[Begin Records shown]

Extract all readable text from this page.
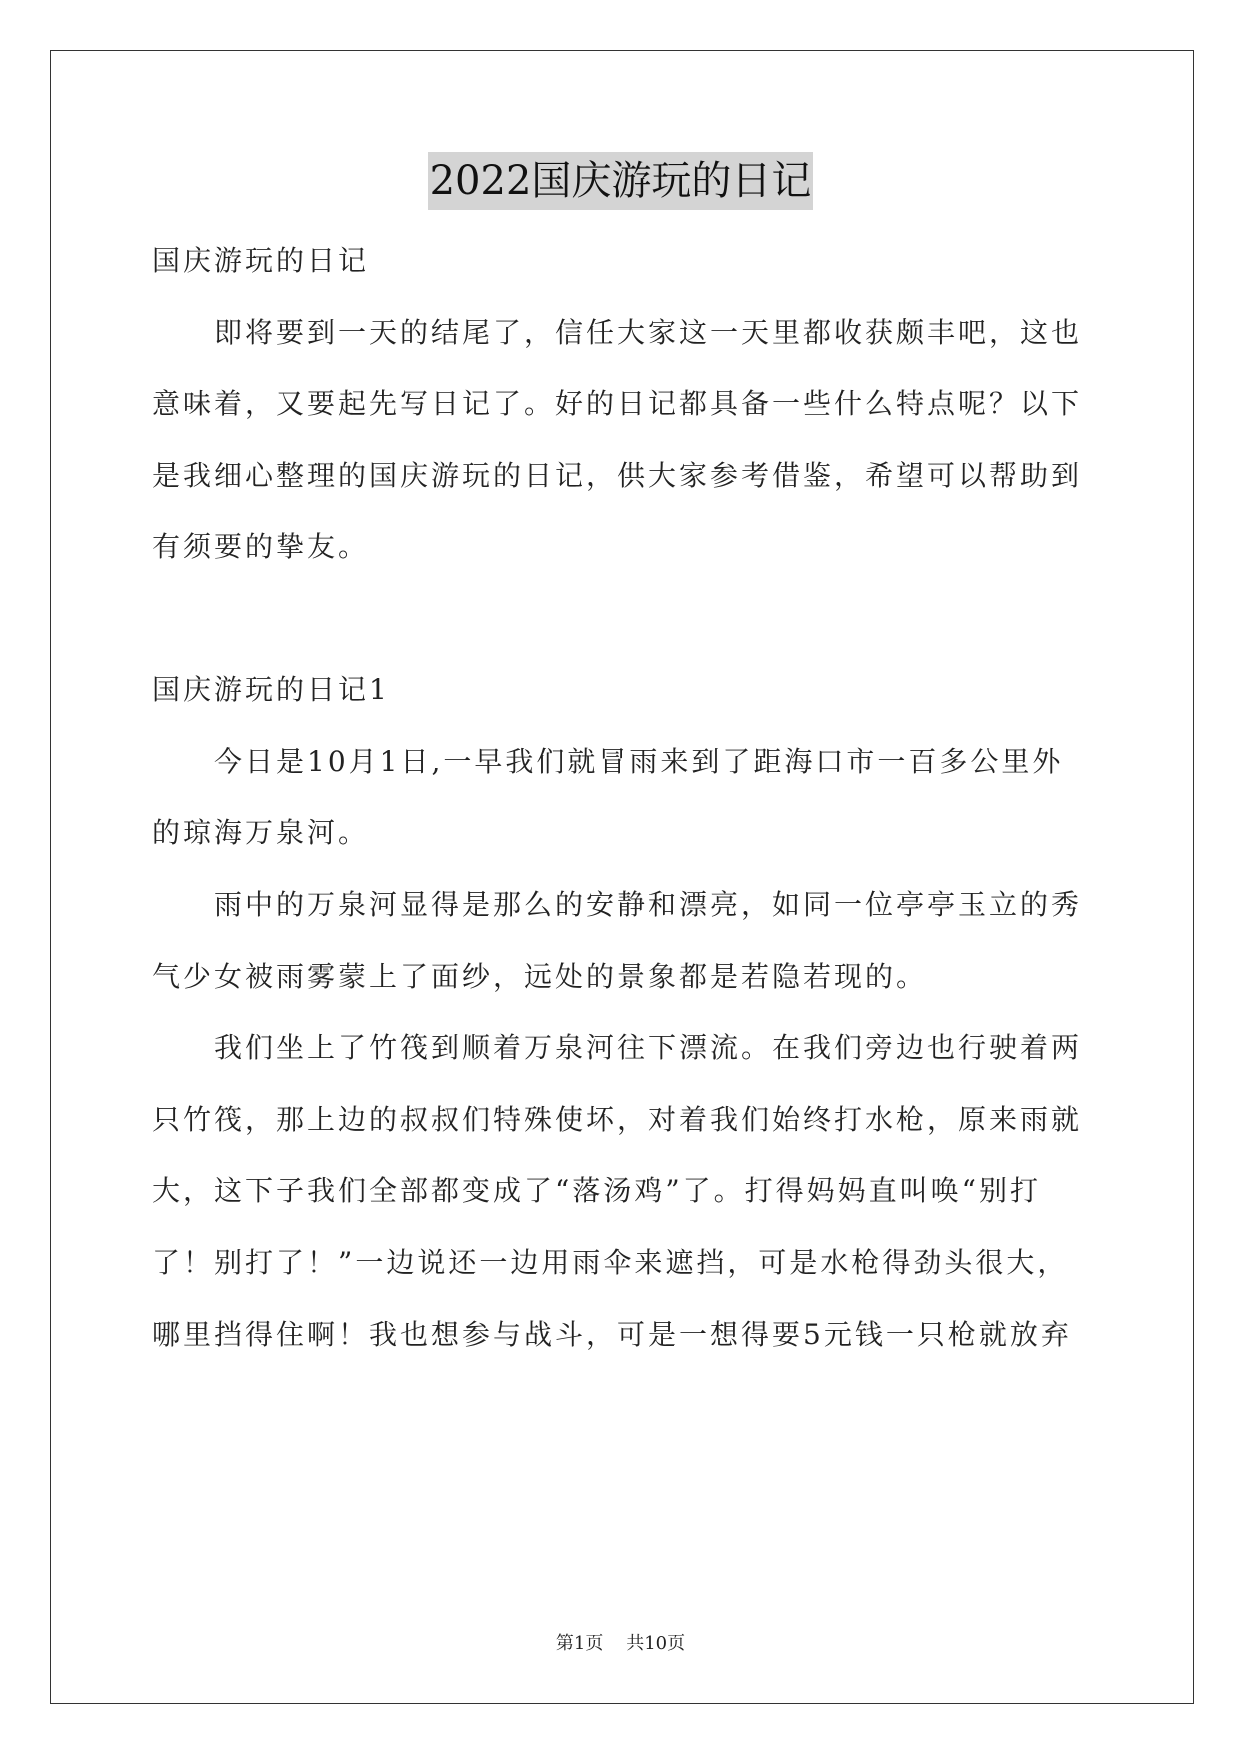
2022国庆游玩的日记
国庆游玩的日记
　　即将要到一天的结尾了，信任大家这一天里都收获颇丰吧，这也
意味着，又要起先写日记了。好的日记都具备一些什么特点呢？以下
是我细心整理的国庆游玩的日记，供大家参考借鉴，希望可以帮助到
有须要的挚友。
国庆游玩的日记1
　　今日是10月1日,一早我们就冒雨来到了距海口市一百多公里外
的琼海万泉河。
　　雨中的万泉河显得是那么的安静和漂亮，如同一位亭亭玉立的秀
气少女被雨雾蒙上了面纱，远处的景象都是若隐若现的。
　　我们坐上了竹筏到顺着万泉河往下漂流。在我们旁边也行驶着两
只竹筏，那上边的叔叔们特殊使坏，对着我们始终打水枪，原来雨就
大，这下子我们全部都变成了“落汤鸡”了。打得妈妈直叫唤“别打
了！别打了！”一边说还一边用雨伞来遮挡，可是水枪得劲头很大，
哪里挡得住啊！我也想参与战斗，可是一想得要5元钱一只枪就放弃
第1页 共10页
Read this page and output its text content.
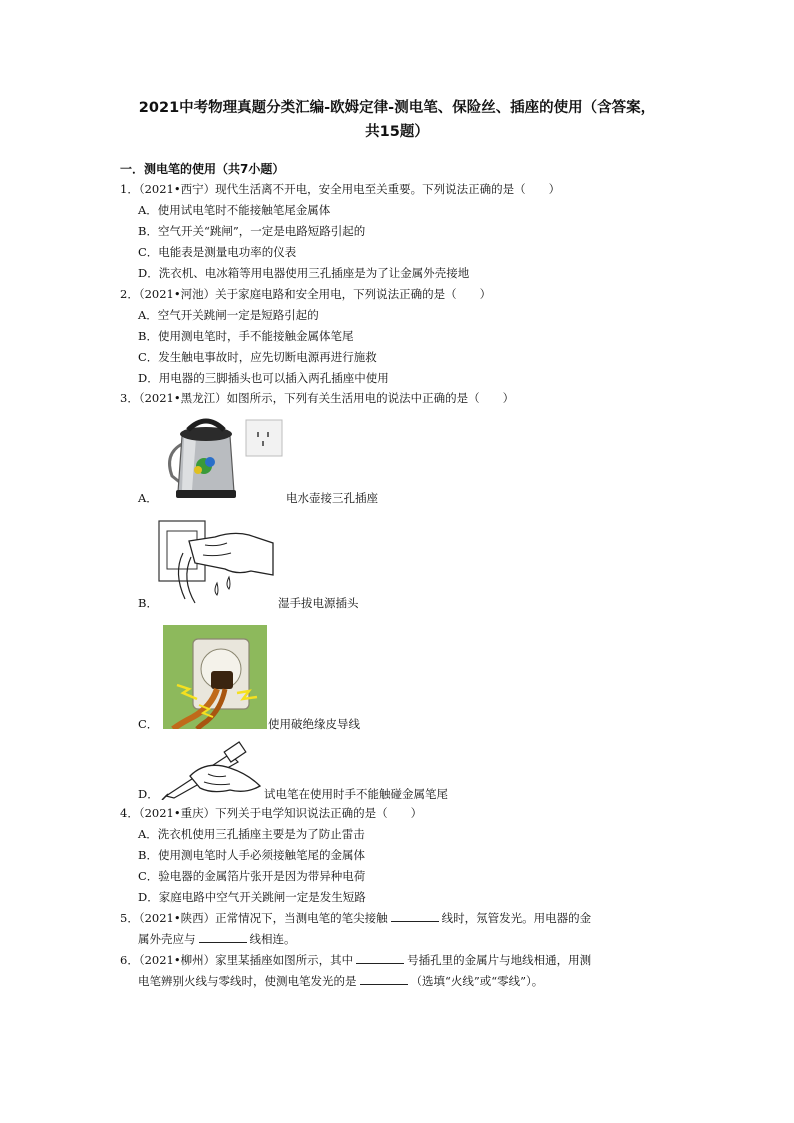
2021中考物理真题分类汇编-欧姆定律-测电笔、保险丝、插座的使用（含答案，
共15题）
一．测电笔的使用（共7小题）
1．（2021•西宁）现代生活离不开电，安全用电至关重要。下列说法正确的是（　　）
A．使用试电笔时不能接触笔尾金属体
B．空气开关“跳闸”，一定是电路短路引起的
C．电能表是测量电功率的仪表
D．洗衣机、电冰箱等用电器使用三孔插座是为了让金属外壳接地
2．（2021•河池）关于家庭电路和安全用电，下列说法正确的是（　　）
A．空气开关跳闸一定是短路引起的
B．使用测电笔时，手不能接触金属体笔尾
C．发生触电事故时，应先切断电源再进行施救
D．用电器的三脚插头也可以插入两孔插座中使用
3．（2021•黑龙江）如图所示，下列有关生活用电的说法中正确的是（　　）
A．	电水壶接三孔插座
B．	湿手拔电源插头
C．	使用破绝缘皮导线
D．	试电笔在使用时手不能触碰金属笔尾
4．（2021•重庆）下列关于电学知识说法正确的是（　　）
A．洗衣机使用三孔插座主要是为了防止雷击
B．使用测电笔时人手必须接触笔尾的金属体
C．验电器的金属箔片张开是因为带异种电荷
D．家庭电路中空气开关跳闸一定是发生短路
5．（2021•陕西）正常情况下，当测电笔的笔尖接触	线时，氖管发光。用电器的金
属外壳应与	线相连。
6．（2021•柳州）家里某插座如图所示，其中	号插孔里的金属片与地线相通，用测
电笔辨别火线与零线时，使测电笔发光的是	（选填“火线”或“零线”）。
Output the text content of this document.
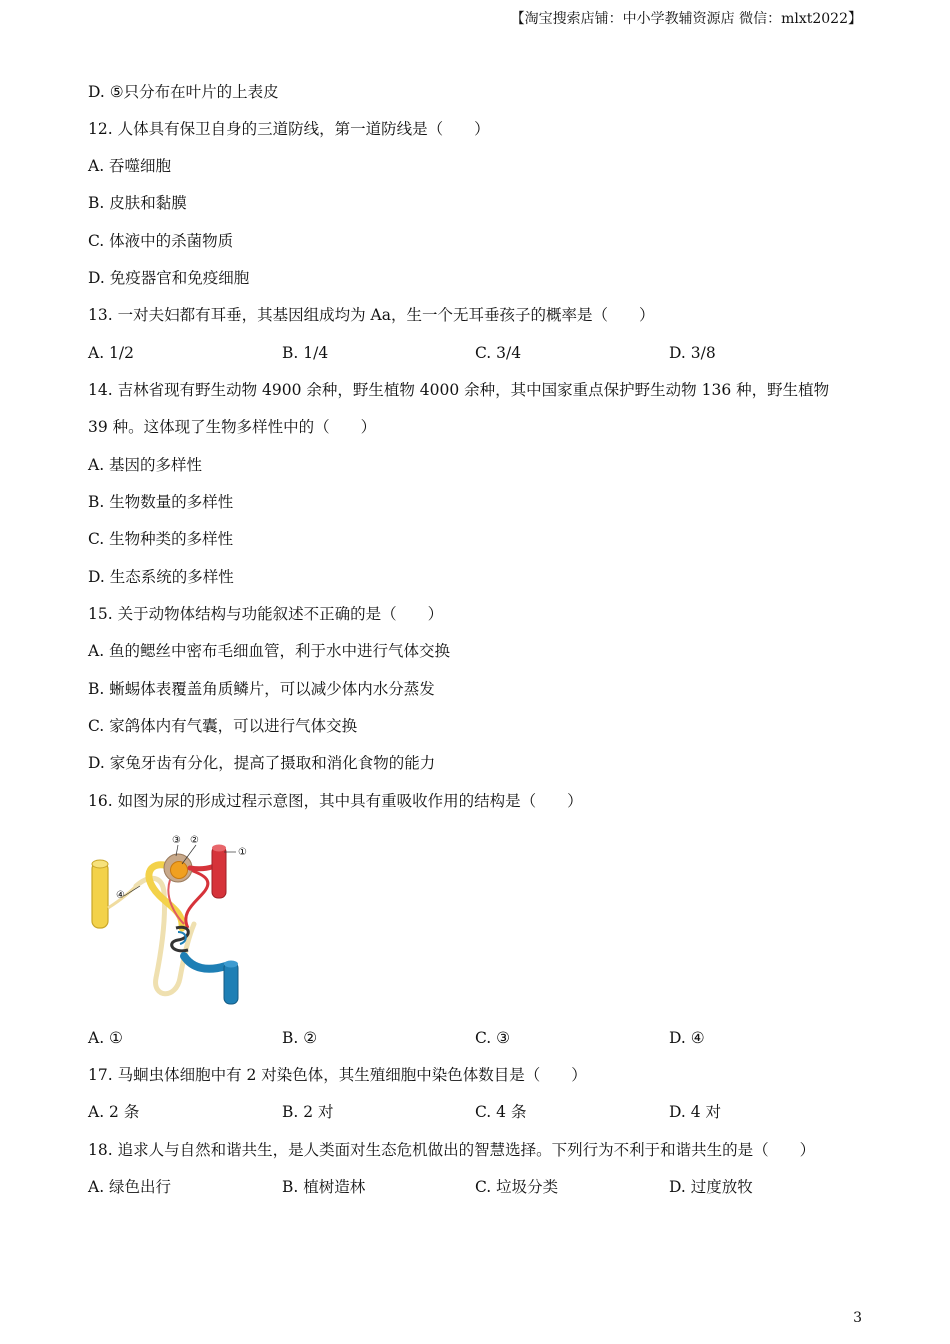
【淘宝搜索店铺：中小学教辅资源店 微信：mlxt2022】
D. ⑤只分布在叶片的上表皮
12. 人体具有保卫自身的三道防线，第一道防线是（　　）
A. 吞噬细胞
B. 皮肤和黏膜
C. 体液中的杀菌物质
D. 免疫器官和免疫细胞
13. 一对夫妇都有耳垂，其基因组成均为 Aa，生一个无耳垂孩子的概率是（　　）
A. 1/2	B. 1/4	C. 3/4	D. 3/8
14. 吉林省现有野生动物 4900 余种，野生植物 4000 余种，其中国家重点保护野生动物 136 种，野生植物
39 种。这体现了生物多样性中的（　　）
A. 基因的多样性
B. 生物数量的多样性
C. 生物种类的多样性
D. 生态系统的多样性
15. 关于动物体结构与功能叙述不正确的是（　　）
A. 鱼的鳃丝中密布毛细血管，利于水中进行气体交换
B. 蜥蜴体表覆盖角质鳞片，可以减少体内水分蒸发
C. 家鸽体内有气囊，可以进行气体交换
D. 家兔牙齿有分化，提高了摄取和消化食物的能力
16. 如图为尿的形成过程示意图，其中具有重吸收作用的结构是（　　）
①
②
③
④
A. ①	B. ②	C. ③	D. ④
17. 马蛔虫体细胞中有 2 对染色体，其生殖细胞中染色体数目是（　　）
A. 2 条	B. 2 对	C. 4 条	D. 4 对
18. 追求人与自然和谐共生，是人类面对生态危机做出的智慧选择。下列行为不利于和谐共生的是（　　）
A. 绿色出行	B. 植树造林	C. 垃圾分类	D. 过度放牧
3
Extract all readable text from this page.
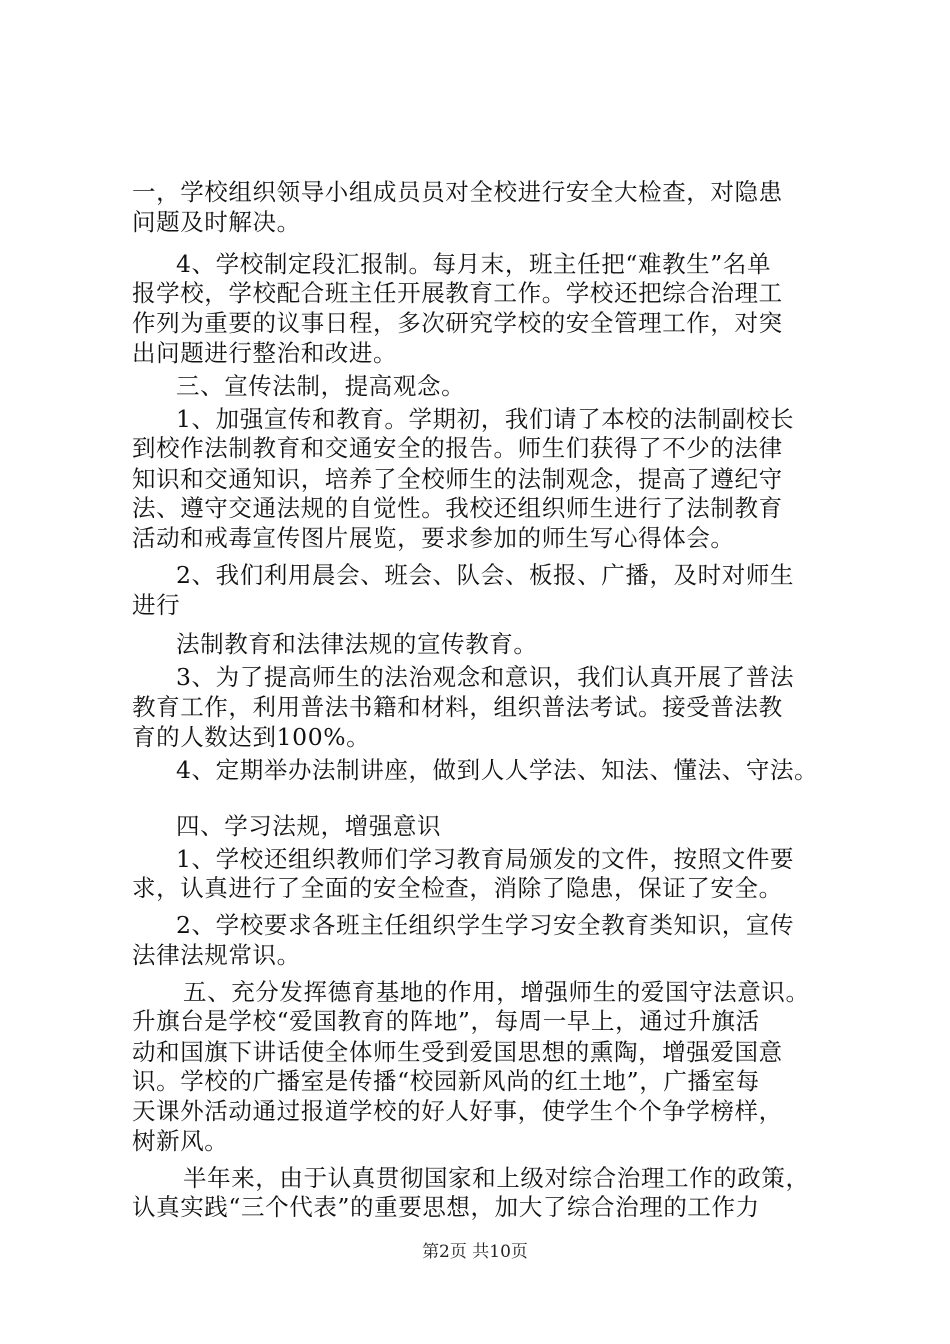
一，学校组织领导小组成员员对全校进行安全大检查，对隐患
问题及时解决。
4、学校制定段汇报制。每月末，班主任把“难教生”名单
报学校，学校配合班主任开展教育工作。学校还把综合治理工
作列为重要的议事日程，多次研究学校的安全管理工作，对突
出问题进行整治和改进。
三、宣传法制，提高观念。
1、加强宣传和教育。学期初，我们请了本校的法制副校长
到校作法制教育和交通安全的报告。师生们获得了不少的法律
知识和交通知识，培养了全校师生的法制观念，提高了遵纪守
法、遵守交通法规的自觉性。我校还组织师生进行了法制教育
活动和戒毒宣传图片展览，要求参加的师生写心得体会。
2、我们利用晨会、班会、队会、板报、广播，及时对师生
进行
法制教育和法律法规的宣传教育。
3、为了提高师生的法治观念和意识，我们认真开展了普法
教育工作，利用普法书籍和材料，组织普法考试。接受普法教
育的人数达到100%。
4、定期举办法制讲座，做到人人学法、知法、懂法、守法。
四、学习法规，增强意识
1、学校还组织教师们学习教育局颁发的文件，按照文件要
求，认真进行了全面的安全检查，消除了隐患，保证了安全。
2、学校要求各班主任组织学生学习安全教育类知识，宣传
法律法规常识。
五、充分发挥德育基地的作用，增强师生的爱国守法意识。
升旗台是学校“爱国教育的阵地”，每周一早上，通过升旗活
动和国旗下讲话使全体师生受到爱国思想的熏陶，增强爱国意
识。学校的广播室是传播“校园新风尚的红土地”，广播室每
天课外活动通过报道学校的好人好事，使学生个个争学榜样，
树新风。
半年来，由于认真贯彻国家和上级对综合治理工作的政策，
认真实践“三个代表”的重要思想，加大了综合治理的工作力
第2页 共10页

[End Records shown]

### Exercise
Each entry gets copied exactly; the pictures stay out.

### Final result
Extract all readable text from this page.
2022国庆游玩的日记
国庆游玩的日记
　　即将要到一天的结尾了，信任大家这一天里都收获颇丰吧，这也
意味着，又要起先写日记了。好的日记都具备一些什么特点呢？以下
是我细心整理的国庆游玩的日记，供大家参考借鉴，希望可以帮助到
有须要的挚友。
国庆游玩的日记1
　　今日是10月1日,一早我们就冒雨来到了距海口市一百多公里外
的琼海万泉河。
　　雨中的万泉河显得是那么的安静和漂亮，如同一位亭亭玉立的秀
气少女被雨雾蒙上了面纱，远处的景象都是若隐若现的。
　　我们坐上了竹筏到顺着万泉河往下漂流。在我们旁边也行驶着两
只竹筏，那上边的叔叔们特殊使坏，对着我们始终打水枪，原来雨就
大，这下子我们全部都变成了“落汤鸡”了。打得妈妈直叫唤“别打
了！别打了！”一边说还一边用雨伞来遮挡，可是水枪得劲头很大，
哪里挡得住啊！我也想参与战斗，可是一想得要5元钱一只枪就放弃
第1页 共10页
Read this page and output its text content.
2021中考物理真题分类汇编-欧姆定律-测电笔、保险丝、插座的使用（含答案，
共15题）
一．测电笔的使用（共7小题）
1．（2021•西宁）现代生活离不开电，安全用电至关重要。下列说法正确的是（　　）
A．使用试电笔时不能接触笔尾金属体
B．空气开关“跳闸”，一定是电路短路引起的
C．电能表是测量电功率的仪表
D．洗衣机、电冰箱等用电器使用三孔插座是为了让金属外壳接地
2．（2021•河池）关于家庭电路和安全用电，下列说法正确的是（　　）
A．空气开关跳闸一定是短路引起的
B．使用测电笔时，手不能接触金属体笔尾
C．发生触电事故时，应先切断电源再进行施救
D．用电器的三脚插头也可以插入两孔插座中使用
3．（2021•黑龙江）如图所示，下列有关生活用电的说法中正确的是（　　）
A．	电水壶接三孔插座
B．	湿手拔电源插头
C．	使用破绝缘皮导线
D．	试电笔在使用时手不能触碰金属笔尾
4．（2021•重庆）下列关于电学知识说法正确的是（　　）
A．洗衣机使用三孔插座主要是为了防止雷击
B．使用测电笔时人手必须接触笔尾的金属体
C．验电器的金属箔片张开是因为带异种电荷
D．家庭电路中空气开关跳闸一定是发生短路
5．（2021•陕西）正常情况下，当测电笔的笔尖接触	线时，氖管发光。用电器的金
属外壳应与	线相连。
6．（2021•柳州）家里某插座如图所示，其中	号插孔里的金属片与地线相通，用测
电笔辨别火线与零线时，使测电笔发光的是	（选填“火线”或“零线”）。
Output the text content of this document.
【淘宝搜索店铺：中小学教辅资源店 微信：mlxt2022】
D. ⑤只分布在叶片的上表皮
12. 人体具有保卫自身的三道防线，第一道防线是（　　）
A. 吞噬细胞
B. 皮肤和黏膜
C. 体液中的杀菌物质
D. 免疫器官和免疫细胞
13. 一对夫妇都有耳垂，其基因组成均为 Aa，生一个无耳垂孩子的概率是（　　）
A. 1/2	B. 1/4	C. 3/4	D. 3/8
14. 吉林省现有野生动物 4900 余种，野生植物 4000 余种，其中国家重点保护野生动物 136 种，野生植物
39 种。这体现了生物多样性中的（　　）
A. 基因的多样性
B. 生物数量的多样性
C. 生物种类的多样性
D. 生态系统的多样性
15. 关于动物体结构与功能叙述不正确的是（　　）
A. 鱼的鳃丝中密布毛细血管，利于水中进行气体交换
B. 蜥蜴体表覆盖角质鳞片，可以减少体内水分蒸发
C. 家鸽体内有气囊，可以进行气体交换
D. 家兔牙齿有分化，提高了摄取和消化食物的能力
16. 如图为尿的形成过程示意图，其中具有重吸收作用的结构是（　　）
①
②
③
④
A. ①	B. ②	C. ③	D. ④
17. 马蛔虫体细胞中有 2 对染色体，其生殖细胞中染色体数目是（　　）
A. 2 条	B. 2 对	C. 4 条	D. 4 对
18. 追求人与自然和谐共生，是人类面对生态危机做出的智慧选择。下列行为不利于和谐共生的是（　　）
A. 绿色出行	B. 植树造林	C. 垃圾分类	D. 过度放牧
3
Extract all readable text from this page.
一，学校组织领导小组成员员对全校进行安全大检查，对隐患
问题及时解决。
4、学校制定段汇报制。每月末，班主任把“难教生”名单
报学校，学校配合班主任开展教育工作。学校还把综合治理工
作列为重要的议事日程，多次研究学校的安全管理工作，对突
出问题进行整治和改进。
三、宣传法制，提高观念。
1、加强宣传和教育。学期初，我们请了本校的法制副校长
到校作法制教育和交通安全的报告。师生们获得了不少的法律
知识和交通知识，培养了全校师生的法制观念，提高了遵纪守
法、遵守交通法规的自觉性。我校还组织师生进行了法制教育
活动和戒毒宣传图片展览，要求参加的师生写心得体会。
2、我们利用晨会、班会、队会、板报、广播，及时对师生
进行
法制教育和法律法规的宣传教育。
3、为了提高师生的法治观念和意识，我们认真开展了普法
教育工作，利用普法书籍和材料，组织普法考试。接受普法教
育的人数达到100%。
4、定期举办法制讲座，做到人人学法、知法、懂法、守法。
四、学习法规，增强意识
1、学校还组织教师们学习教育局颁发的文件，按照文件要
求，认真进行了全面的安全检查，消除了隐患，保证了安全。
2、学校要求各班主任组织学生学习安全教育类知识，宣传
法律法规常识。
五、充分发挥德育基地的作用，增强师生的爱国守法意识。
升旗台是学校“爱国教育的阵地”，每周一早上，通过升旗活
动和国旗下讲话使全体师生受到爱国思想的熏陶，增强爱国意
识。学校的广播室是传播“校园新风尚的红土地”，广播室每
天课外活动通过报道学校的好人好事，使学生个个争学榜样，
树新风。
半年来，由于认真贯彻国家和上级对综合治理工作的政策，
认真实践“三个代表”的重要思想，加大了综合治理的工作力
第2页 共10页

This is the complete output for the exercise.